▶ _TASK GOAL_: Some lines of these records may hold the word "arielhelwani"; state how many, using only the number.
### RECORDS SHOWN ###
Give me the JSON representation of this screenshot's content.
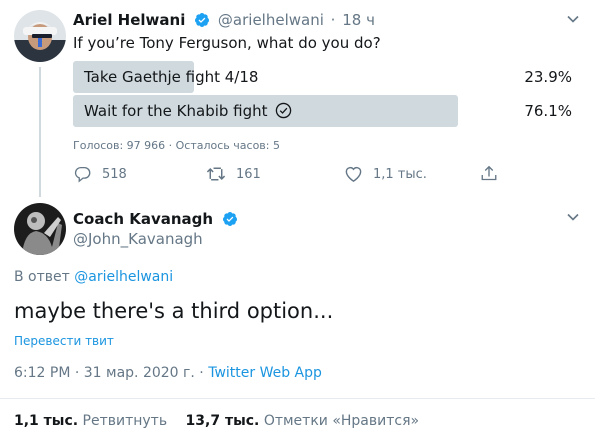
{
  "tweet1": {
    "name": "Ariel Helwani",
    "handle": "@arielhelwani",
    "separator": "·",
    "time": "18 ч",
    "text": "If you’re Tony Ferguson, what do you do?",
    "poll": {
      "options": [
        {
          "label": "Take Gaethje fight 4/18",
          "percent": "23.9%",
          "fraction": 0.239
        },
        {
          "label": "Wait for the Khabib fight",
          "percent": "76.1%",
          "fraction": 0.761,
          "winner": true
        }
      ],
      "meta": "Голосов: 97 966 · Осталось часов: 5"
    },
    "actions": {
      "replies": "518",
      "retweets": "161",
      "likes": "1,1 тыс."
    }
  },
  "tweet2": {
    "name": "Coach Kavanagh",
    "handle": "@John_Kavanagh",
    "reply_prefix": "В ответ",
    "reply_to": "@arielhelwani",
    "text": "maybe there's a third option...",
    "translate": "Перевести твит",
    "timestamp": "6:12 PM · 31 мар. 2020 г. ·",
    "source": "Twitter Web App",
    "stats": {
      "retweets_count": "1,1 тыс.",
      "retweets_label": "Ретвитнуть",
      "likes_count": "13,7 тыс.",
      "likes_label": "Отметки «Нравится»"
    }
  },
  "colors": {
    "accent": "#1da1f2",
    "link": "#1b95e0",
    "muted": "#657786",
    "poll_bar": "#cfd9de"
  },
  "icons": [
    "verified-badge-icon",
    "chevron-down-icon",
    "reply-icon",
    "retweet-icon",
    "like-icon",
    "share-icon",
    "check-circle-icon"
  ]
}
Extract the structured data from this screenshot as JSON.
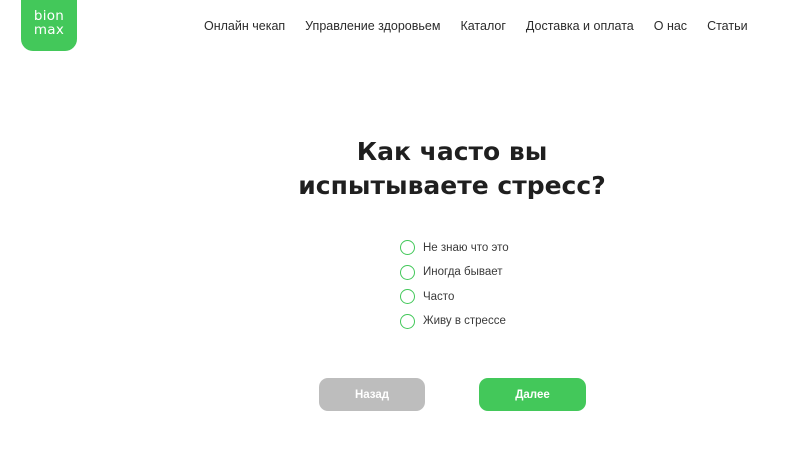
{
  "logo": {
    "line1": "bion",
    "line2": "max"
  },
  "nav": {
    "items": [
      {
        "label": "Онлайн чекап"
      },
      {
        "label": "Управление здоровьем"
      },
      {
        "label": "Каталог"
      },
      {
        "label": "Доставка и оплата"
      },
      {
        "label": "О нас"
      },
      {
        "label": "Статьи"
      }
    ]
  },
  "quiz": {
    "question": "Как часто вы испытываете стресс?",
    "options": [
      {
        "label": "Не знаю что это",
        "selected": false
      },
      {
        "label": "Иногда бывает",
        "selected": false
      },
      {
        "label": "Часто",
        "selected": false
      },
      {
        "label": "Живу в стрессе",
        "selected": false
      }
    ],
    "back_label": "Назад",
    "next_label": "Далее"
  },
  "colors": {
    "accent": "#43c85a",
    "disabled": "#bdbdbd"
  }
}
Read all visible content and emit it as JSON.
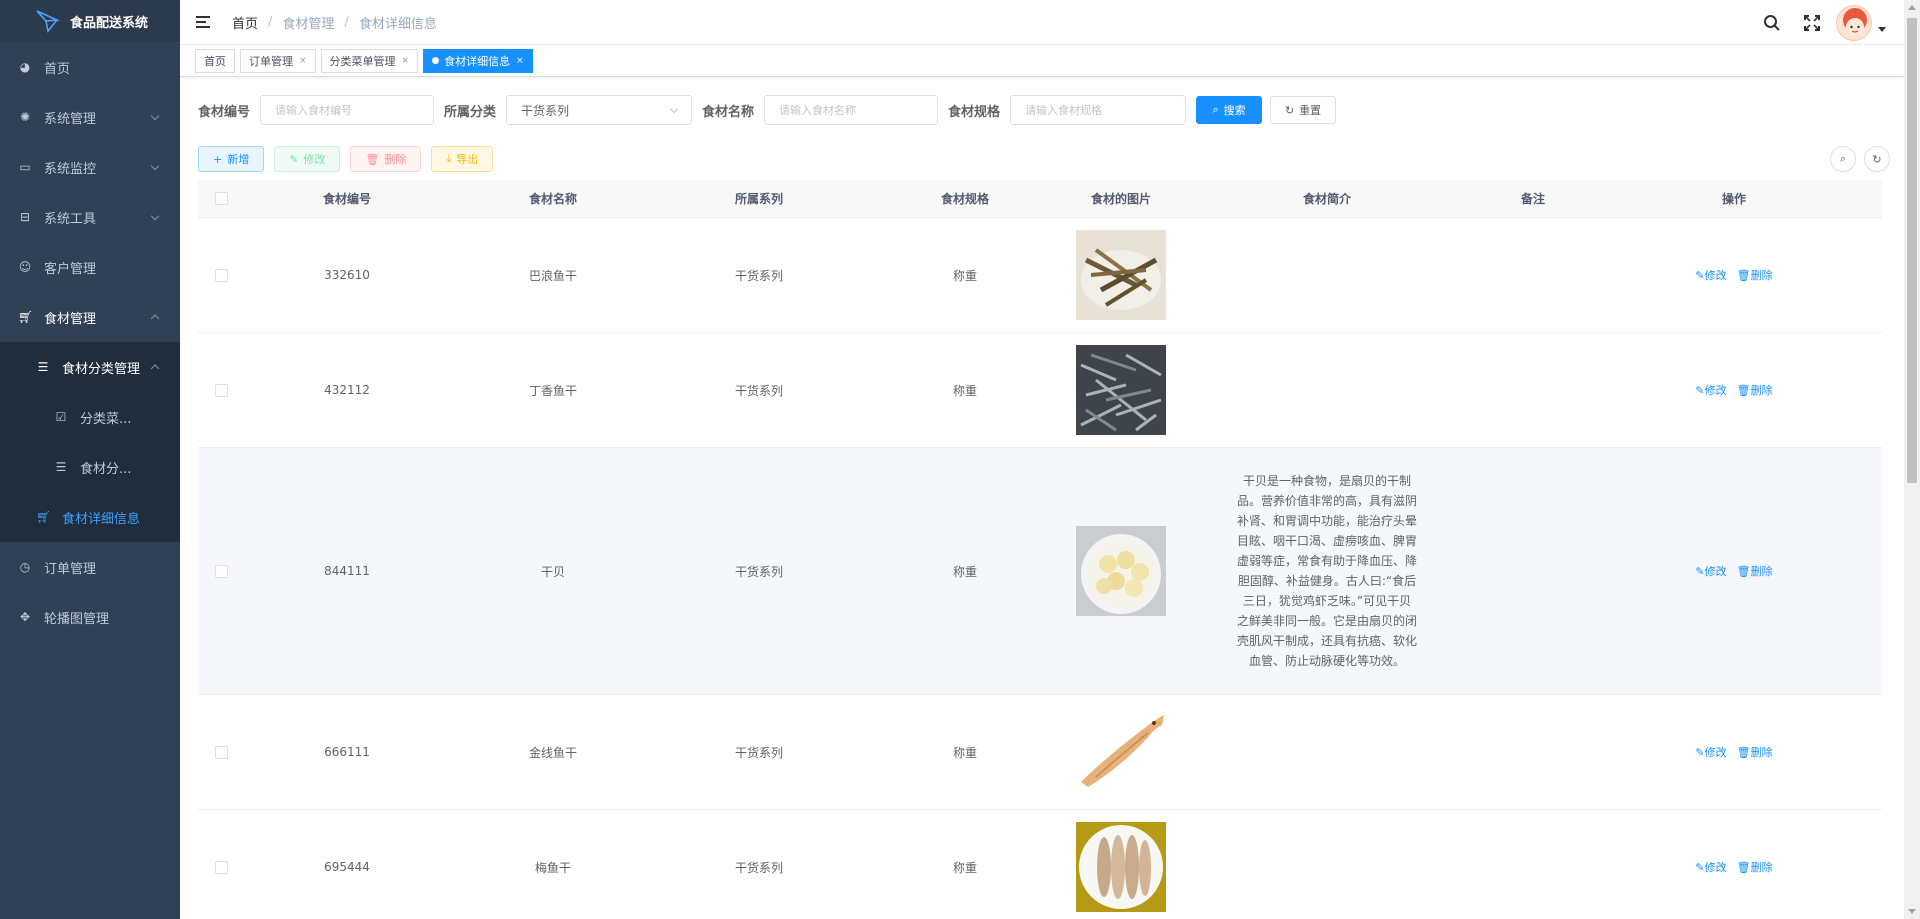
{
  "app": {
    "title": "食品配送系统"
  },
  "sidebar": {
    "items": [
      {
        "label": "首页",
        "icon": "dashboard-icon"
      },
      {
        "label": "系统管理",
        "icon": "gear-icon"
      },
      {
        "label": "系统监控",
        "icon": "monitor-icon"
      },
      {
        "label": "系统工具",
        "icon": "toolbox-icon"
      },
      {
        "label": "客户管理",
        "icon": "user-icon"
      },
      {
        "label": "食材管理",
        "icon": "cart-icon"
      },
      {
        "label": "食材分类管理",
        "icon": "list-icon"
      },
      {
        "label": "分类菜...",
        "icon": "checkbox-icon"
      },
      {
        "label": "食材分...",
        "icon": "list-icon"
      },
      {
        "label": "食材详细信息",
        "icon": "cart-icon"
      },
      {
        "label": "订单管理",
        "icon": "clock-icon"
      },
      {
        "label": "轮播图管理",
        "icon": "move-icon"
      }
    ]
  },
  "breadcrumb": [
    "首页",
    "食材管理",
    "食材详细信息"
  ],
  "tags": [
    {
      "label": "首页"
    },
    {
      "label": "订单管理"
    },
    {
      "label": "分类菜单管理"
    },
    {
      "label": "食材详细信息"
    }
  ],
  "search": {
    "code_label": "食材编号",
    "code_placeholder": "请输入食材编号",
    "category_label": "所属分类",
    "category_value": "干货系列",
    "name_label": "食材名称",
    "name_placeholder": "请输入食材名称",
    "spec_label": "食材规格",
    "spec_placeholder": "请输入食材规格",
    "search_btn": "搜索",
    "reset_btn": "重置"
  },
  "toolbar": {
    "add": "新增",
    "edit": "修改",
    "delete": "删除",
    "export": "导出"
  },
  "table": {
    "headers": [
      "食材编号",
      "食材名称",
      "所属系列",
      "食材规格",
      "食材的图片",
      "食材简介",
      "备注",
      "操作"
    ],
    "edit_label": "修改",
    "delete_label": "删除",
    "rows": [
      {
        "code": "332610",
        "name": "巴浪鱼干",
        "series": "干货系列",
        "spec": "称重",
        "desc": "",
        "note": ""
      },
      {
        "code": "432112",
        "name": "丁香鱼干",
        "series": "干货系列",
        "spec": "称重",
        "desc": "",
        "note": ""
      },
      {
        "code": "844111",
        "name": "干贝",
        "series": "干货系列",
        "spec": "称重",
        "desc": "干贝是一种食物，是扇贝的干制品。营养价值非常的高，具有滋阴补肾、和胃调中功能，能治疗头晕目眩、咽干口渴、虚痨咳血、脾胃虚弱等症，常食有助于降血压、降胆固醇、补益健身。古人曰:“食后三日，犹觉鸡虾乏味。”可见干贝之鲜美非同一般。它是由扇贝的闭壳肌风干制成，还具有抗癌、软化血管、防止动脉硬化等功效。",
        "note": ""
      },
      {
        "code": "666111",
        "name": "金线鱼干",
        "series": "干货系列",
        "spec": "称重",
        "desc": "",
        "note": ""
      },
      {
        "code": "695444",
        "name": "梅鱼干",
        "series": "干货系列",
        "spec": "称重",
        "desc": "",
        "note": ""
      }
    ]
  },
  "colors": {
    "sidebar_bg": "#304156",
    "primary": "#1890ff",
    "active_menu": "#409eff"
  }
}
###
▶ _EXPECTED ANSWER_: 2